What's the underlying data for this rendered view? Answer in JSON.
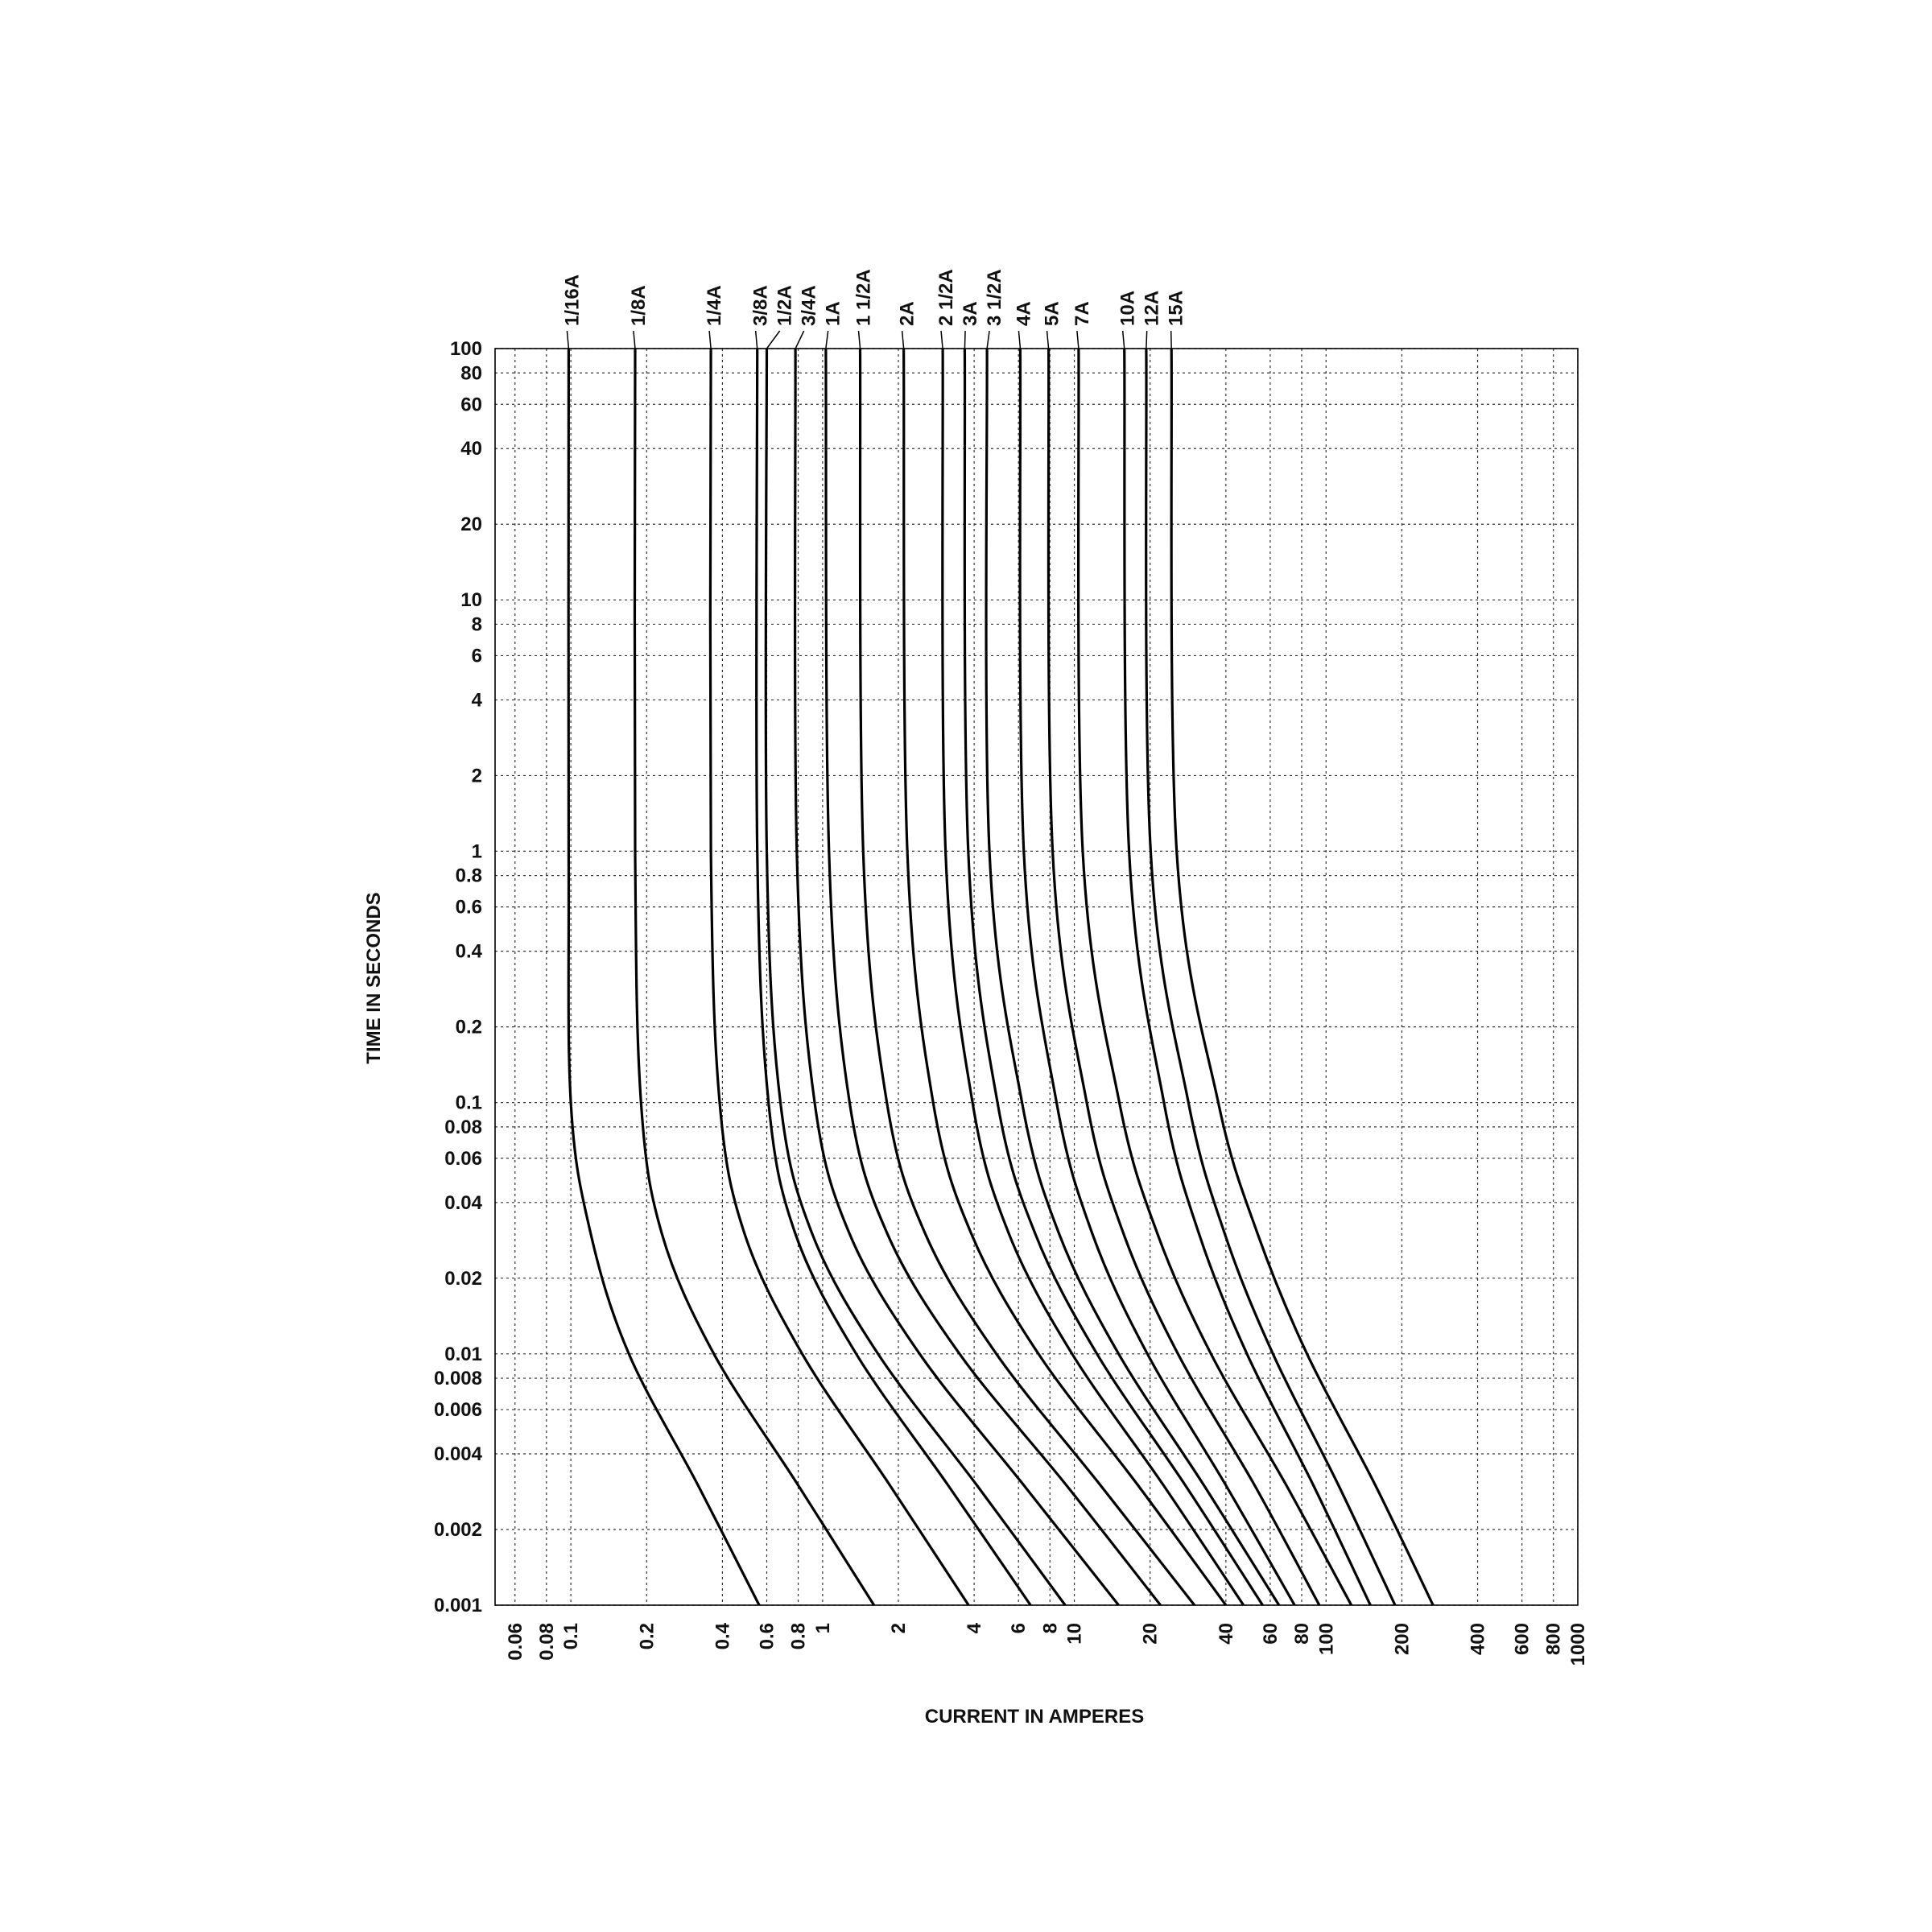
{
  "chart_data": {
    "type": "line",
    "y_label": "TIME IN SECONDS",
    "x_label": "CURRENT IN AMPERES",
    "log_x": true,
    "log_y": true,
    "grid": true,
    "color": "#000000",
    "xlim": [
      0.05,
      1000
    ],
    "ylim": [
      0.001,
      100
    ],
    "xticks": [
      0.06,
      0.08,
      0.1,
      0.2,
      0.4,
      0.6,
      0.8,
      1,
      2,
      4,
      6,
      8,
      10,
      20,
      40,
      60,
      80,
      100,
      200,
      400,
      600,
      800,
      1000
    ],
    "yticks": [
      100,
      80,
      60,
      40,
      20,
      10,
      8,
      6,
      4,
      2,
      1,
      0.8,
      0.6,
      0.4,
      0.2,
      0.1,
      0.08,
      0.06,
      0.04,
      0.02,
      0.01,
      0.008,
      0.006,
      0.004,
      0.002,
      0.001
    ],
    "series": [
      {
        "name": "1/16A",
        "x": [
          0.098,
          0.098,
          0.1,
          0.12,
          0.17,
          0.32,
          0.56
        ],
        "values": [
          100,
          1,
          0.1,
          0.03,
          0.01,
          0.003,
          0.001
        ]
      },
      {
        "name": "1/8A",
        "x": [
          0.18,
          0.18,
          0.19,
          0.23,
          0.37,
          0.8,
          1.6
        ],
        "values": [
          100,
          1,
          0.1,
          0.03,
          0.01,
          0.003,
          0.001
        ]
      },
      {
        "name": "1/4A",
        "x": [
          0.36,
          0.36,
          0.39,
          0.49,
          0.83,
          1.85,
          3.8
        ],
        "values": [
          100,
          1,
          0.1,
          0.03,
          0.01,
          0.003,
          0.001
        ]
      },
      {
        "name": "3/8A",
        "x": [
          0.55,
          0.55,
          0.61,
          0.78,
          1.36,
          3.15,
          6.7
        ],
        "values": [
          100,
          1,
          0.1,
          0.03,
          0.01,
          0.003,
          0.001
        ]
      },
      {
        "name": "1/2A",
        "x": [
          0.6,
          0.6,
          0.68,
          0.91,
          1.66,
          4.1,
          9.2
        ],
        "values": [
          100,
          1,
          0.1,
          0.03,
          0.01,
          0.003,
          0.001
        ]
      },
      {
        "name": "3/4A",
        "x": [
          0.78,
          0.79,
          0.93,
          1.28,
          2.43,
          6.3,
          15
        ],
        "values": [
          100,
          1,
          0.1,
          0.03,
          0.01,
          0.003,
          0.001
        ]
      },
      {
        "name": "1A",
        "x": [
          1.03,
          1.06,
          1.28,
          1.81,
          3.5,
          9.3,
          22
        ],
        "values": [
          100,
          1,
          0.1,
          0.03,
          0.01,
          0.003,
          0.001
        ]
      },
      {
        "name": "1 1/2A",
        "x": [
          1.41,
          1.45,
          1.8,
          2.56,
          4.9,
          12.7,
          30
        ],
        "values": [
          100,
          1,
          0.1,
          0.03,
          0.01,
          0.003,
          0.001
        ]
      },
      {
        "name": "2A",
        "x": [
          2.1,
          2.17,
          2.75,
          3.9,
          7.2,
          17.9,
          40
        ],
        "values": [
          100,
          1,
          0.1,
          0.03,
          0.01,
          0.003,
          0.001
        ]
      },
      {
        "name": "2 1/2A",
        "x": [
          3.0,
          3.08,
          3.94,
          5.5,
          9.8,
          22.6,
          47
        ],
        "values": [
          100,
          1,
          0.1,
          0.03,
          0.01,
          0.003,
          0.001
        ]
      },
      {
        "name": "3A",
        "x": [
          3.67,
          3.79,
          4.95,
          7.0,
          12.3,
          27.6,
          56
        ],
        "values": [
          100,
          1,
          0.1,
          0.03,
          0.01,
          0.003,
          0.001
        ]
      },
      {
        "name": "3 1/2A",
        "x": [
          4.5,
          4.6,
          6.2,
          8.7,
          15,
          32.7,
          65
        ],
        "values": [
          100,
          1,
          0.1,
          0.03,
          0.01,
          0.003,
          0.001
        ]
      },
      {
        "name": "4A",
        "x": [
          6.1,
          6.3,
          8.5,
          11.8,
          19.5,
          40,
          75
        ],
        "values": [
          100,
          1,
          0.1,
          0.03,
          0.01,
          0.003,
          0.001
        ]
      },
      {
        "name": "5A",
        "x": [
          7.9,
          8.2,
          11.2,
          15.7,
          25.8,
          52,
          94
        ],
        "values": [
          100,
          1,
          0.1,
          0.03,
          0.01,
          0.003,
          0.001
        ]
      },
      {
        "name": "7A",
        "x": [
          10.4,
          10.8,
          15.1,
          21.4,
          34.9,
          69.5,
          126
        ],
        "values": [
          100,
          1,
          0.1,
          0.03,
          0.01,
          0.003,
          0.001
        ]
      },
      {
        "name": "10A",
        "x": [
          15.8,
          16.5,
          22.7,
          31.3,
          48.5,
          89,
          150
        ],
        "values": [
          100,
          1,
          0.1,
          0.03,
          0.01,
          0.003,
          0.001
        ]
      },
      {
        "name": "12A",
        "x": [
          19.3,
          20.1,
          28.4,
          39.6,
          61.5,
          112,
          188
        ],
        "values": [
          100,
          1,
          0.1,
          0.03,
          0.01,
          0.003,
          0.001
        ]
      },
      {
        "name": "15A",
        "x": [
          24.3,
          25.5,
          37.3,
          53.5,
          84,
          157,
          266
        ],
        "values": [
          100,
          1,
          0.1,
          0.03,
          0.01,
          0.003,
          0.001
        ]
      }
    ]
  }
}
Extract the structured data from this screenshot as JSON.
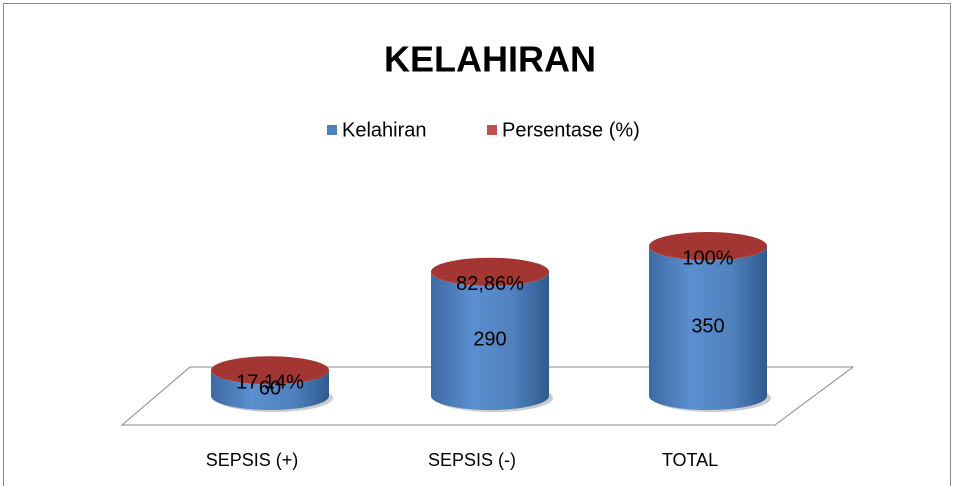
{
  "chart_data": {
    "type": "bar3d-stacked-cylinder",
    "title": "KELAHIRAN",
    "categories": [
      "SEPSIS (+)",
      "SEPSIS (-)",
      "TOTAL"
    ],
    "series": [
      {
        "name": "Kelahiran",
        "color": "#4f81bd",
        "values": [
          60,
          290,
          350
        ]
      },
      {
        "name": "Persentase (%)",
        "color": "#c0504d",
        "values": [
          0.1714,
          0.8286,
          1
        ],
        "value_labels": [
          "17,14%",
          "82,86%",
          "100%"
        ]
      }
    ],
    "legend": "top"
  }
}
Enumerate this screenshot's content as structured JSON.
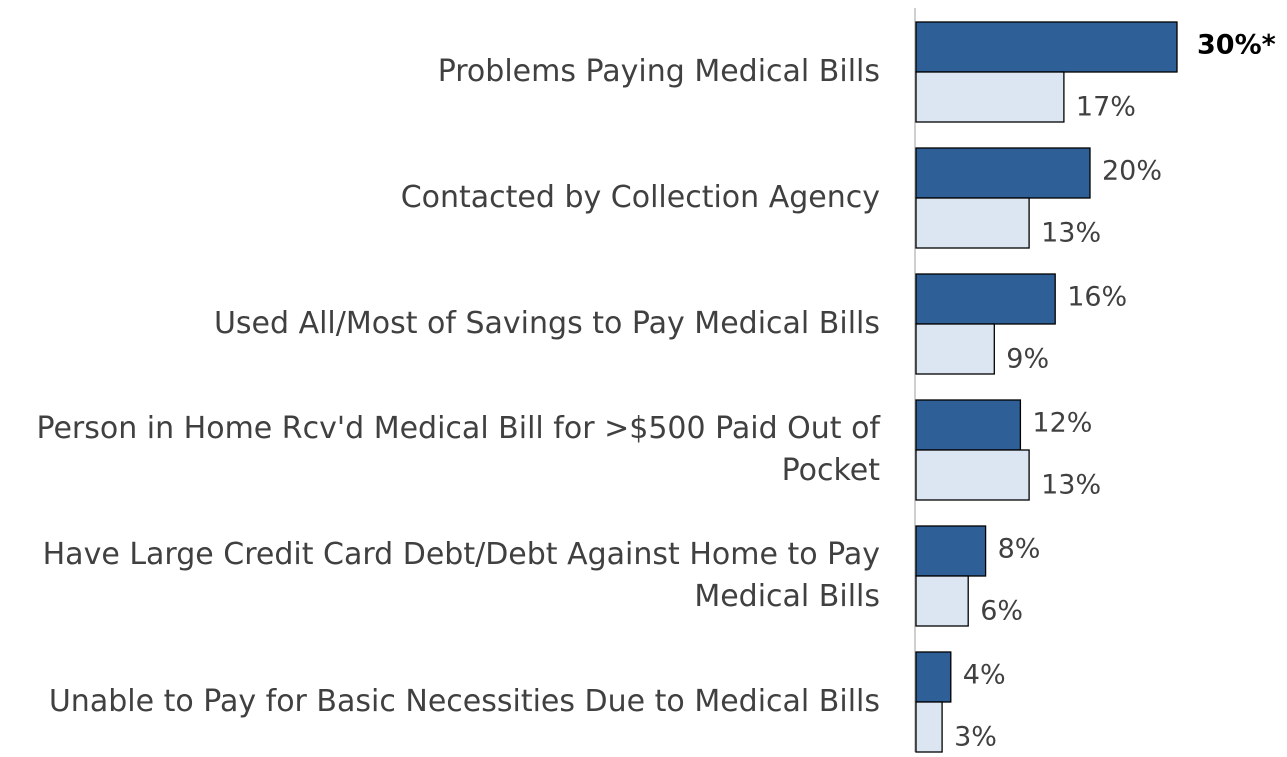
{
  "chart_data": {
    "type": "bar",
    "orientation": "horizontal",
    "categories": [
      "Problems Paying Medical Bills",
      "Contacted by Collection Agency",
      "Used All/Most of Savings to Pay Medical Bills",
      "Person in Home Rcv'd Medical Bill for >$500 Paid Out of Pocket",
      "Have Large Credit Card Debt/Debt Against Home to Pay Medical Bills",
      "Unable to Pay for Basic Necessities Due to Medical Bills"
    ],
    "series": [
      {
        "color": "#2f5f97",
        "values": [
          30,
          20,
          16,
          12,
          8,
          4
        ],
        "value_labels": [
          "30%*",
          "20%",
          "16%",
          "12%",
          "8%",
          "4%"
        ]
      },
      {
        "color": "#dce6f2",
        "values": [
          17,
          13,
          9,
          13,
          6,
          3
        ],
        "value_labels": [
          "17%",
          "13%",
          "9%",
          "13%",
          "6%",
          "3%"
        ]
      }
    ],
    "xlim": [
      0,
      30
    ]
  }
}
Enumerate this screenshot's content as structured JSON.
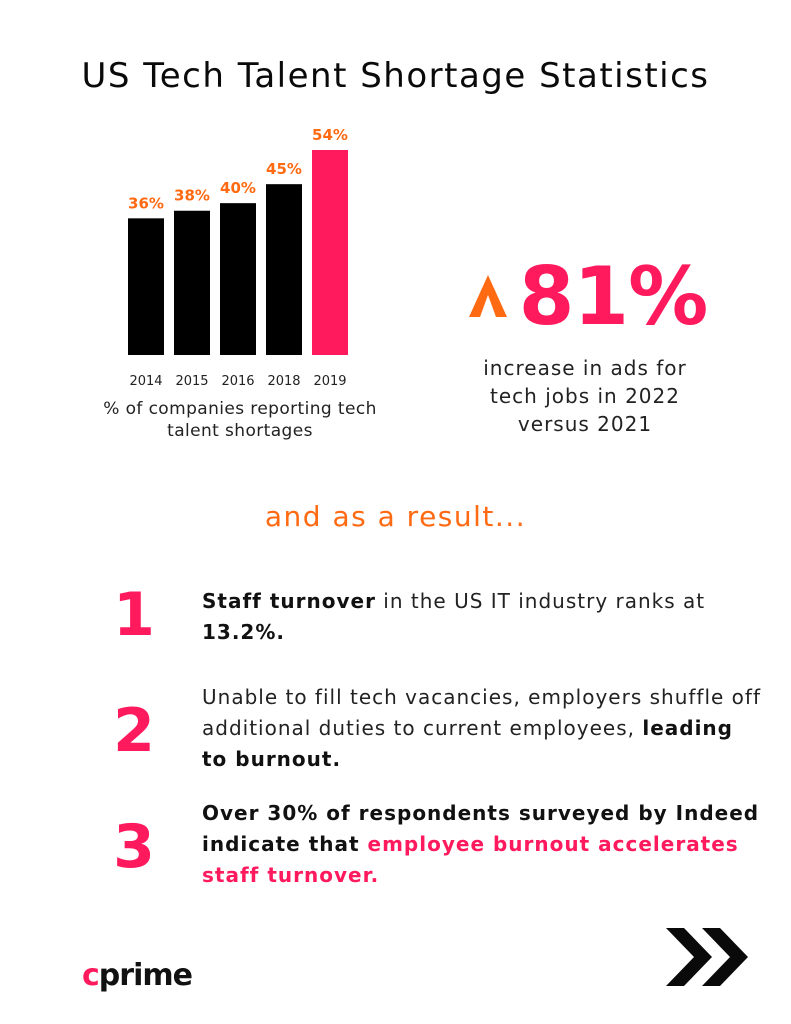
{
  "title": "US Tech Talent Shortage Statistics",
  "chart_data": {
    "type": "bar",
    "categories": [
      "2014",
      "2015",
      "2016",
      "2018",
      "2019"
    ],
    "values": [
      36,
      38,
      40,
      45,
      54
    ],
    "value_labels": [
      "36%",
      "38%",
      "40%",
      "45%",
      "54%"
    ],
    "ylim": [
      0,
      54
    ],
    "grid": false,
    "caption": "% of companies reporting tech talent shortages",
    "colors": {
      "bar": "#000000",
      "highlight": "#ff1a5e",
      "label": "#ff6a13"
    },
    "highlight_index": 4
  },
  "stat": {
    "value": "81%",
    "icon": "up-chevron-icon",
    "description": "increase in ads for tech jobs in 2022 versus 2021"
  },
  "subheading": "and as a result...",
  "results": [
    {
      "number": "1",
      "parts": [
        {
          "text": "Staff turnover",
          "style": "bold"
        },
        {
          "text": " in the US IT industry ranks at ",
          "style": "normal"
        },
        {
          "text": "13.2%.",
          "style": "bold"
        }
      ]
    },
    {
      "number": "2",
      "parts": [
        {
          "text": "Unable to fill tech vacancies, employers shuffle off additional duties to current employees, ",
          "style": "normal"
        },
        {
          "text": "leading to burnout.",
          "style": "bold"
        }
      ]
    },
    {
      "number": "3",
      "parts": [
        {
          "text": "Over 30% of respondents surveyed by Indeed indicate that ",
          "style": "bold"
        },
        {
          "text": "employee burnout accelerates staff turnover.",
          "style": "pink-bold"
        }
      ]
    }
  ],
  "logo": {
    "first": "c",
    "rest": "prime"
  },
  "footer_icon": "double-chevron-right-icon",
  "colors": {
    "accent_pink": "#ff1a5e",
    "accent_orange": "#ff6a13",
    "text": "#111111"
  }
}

● ● ●

**Work required:** Check each line above for "Unable" and return the ones that have it.

**Answer to this exercise:**
      "Unable to Pay for Basic Necessities Due to Medical Bills"
          "text": "Unable to fill tech vacancies, employers shuffle off additional duties to current employees, ",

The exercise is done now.